##### Given entries #####

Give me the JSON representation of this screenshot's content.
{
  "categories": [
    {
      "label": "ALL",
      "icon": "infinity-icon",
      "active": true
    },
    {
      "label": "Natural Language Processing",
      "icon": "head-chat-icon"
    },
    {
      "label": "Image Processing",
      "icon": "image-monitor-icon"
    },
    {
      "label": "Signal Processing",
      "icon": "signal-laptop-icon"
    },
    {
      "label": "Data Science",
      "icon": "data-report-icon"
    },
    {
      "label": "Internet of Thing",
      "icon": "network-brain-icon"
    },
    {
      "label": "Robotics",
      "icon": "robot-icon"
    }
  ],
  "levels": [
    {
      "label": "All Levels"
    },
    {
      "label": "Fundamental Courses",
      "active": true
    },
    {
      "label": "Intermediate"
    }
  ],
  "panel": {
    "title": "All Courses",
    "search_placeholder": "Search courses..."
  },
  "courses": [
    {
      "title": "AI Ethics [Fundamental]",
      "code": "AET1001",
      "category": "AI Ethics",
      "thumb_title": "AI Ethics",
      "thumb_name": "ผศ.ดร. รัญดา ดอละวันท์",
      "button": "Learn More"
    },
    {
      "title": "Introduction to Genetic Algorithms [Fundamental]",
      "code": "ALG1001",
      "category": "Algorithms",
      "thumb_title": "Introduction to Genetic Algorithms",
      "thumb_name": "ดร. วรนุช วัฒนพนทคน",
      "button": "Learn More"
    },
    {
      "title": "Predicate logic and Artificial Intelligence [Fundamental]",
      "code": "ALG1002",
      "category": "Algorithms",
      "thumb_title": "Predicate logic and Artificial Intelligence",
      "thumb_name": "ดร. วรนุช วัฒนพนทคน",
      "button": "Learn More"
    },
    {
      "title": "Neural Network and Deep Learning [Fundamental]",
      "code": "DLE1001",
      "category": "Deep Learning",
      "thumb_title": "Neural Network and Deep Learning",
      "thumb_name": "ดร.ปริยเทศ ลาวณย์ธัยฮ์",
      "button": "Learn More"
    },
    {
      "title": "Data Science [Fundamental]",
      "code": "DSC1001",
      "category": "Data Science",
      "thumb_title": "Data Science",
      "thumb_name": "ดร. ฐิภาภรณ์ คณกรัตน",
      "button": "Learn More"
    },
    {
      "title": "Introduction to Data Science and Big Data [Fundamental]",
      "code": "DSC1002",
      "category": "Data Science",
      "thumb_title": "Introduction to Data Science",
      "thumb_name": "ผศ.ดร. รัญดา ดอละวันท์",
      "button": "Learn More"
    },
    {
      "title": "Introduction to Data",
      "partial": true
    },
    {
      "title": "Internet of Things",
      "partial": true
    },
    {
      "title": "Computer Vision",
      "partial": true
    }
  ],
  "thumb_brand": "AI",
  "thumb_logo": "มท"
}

#####

Exercise: Write every line of the material above again, exactly.

Response:
Give me the JSON representation of this screenshot's content.
{
  "categories": [
    {
      "label": "ALL",
      "icon": "infinity-icon",
      "active": true
    },
    {
      "label": "Natural Language Processing",
      "icon": "head-chat-icon"
    },
    {
      "label": "Image Processing",
      "icon": "image-monitor-icon"
    },
    {
      "label": "Signal Processing",
      "icon": "signal-laptop-icon"
    },
    {
      "label": "Data Science",
      "icon": "data-report-icon"
    },
    {
      "label": "Internet of Thing",
      "icon": "network-brain-icon"
    },
    {
      "label": "Robotics",
      "icon": "robot-icon"
    }
  ],
  "levels": [
    {
      "label": "All Levels"
    },
    {
      "label": "Fundamental Courses",
      "active": true
    },
    {
      "label": "Intermediate"
    }
  ],
  "panel": {
    "title": "All Courses",
    "search_placeholder": "Search courses..."
  },
  "courses": [
    {
      "title": "AI Ethics [Fundamental]",
      "code": "AET1001",
      "category": "AI Ethics",
      "thumb_title": "AI Ethics",
      "thumb_name": "ผศ.ดร. รัญดา ดอละวันท์",
      "button": "Learn More"
    },
    {
      "title": "Introduction to Genetic Algorithms [Fundamental]",
      "code": "ALG1001",
      "category": "Algorithms",
      "thumb_title": "Introduction to Genetic Algorithms",
      "thumb_name": "ดร. วรนุช วัฒนพนทคน",
      "button": "Learn More"
    },
    {
      "title": "Predicate logic and Artificial Intelligence [Fundamental]",
      "code": "ALG1002",
      "category": "Algorithms",
      "thumb_title": "Predicate logic and Artificial Intelligence",
      "thumb_name": "ดร. วรนุช วัฒนพนทคน",
      "button": "Learn More"
    },
    {
      "title": "Neural Network and Deep Learning [Fundamental]",
      "code": "DLE1001",
      "category": "Deep Learning",
      "thumb_title": "Neural Network and Deep Learning",
      "thumb_name": "ดร.ปริยเทศ ลาวณย์ธัยฮ์",
      "button": "Learn More"
    },
    {
      "title": "Data Science [Fundamental]",
      "code": "DSC1001",
      "category": "Data Science",
      "thumb_title": "Data Science",
      "thumb_name": "ดร. ฐิภาภรณ์ คณกรัตน",
      "button": "Learn More"
    },
    {
      "title": "Introduction to Data Science and Big Data [Fundamental]",
      "code": "DSC1002",
      "category": "Data Science",
      "thumb_title": "Introduction to Data Science",
      "thumb_name": "ผศ.ดร. รัญดา ดอละวันท์",
      "button": "Learn More"
    },
    {
      "title": "Introduction to Data",
      "partial": true
    },
    {
      "title": "Internet of Things",
      "partial": true
    },
    {
      "title": "Computer Vision",
      "partial": true
    }
  ],
  "thumb_brand": "AI",
  "thumb_logo": "มท"
}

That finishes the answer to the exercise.